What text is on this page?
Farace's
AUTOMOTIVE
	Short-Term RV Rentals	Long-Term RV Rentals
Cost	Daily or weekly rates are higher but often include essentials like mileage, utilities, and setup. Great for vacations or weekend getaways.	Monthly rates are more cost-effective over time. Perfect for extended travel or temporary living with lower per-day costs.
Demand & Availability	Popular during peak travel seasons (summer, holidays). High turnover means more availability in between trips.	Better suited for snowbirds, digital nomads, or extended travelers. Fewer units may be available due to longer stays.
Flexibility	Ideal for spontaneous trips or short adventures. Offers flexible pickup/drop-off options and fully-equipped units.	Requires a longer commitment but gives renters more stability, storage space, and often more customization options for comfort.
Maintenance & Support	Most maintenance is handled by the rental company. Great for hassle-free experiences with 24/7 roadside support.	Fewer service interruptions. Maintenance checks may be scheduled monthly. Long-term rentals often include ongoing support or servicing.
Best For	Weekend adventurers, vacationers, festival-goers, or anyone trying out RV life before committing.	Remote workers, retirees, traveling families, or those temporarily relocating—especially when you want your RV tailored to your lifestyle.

What needs to be done: Repeat all entries. Match them exactly.

Reply:
What text is on this page?
Farace's
AUTOMOTIVE
	Short-Term RV Rentals	Long-Term RV Rentals
Cost	Daily or weekly rates are higher but often include essentials like mileage, utilities, and setup. Great for vacations or weekend getaways.	Monthly rates are more cost-effective over time. Perfect for extended travel or temporary living with lower per-day costs.
Demand & Availability	Popular during peak travel seasons (summer, holidays). High turnover means more availability in between trips.	Better suited for snowbirds, digital nomads, or extended travelers. Fewer units may be available due to longer stays.
Flexibility	Ideal for spontaneous trips or short adventures. Offers flexible pickup/drop-off options and fully-equipped units.	Requires a longer commitment but gives renters more stability, storage space, and often more customization options for comfort.
Maintenance & Support	Most maintenance is handled by the rental company. Great for hassle-free experiences with 24/7 roadside support.	Fewer service interruptions. Maintenance checks may be scheduled monthly. Long-term rentals often include ongoing support or servicing.
Best For	Weekend adventurers, vacationers, festival-goers, or anyone trying out RV life before committing.	Remote workers, retirees, traveling families, or those temporarily relocating—especially when you want your RV tailored to your lifestyle.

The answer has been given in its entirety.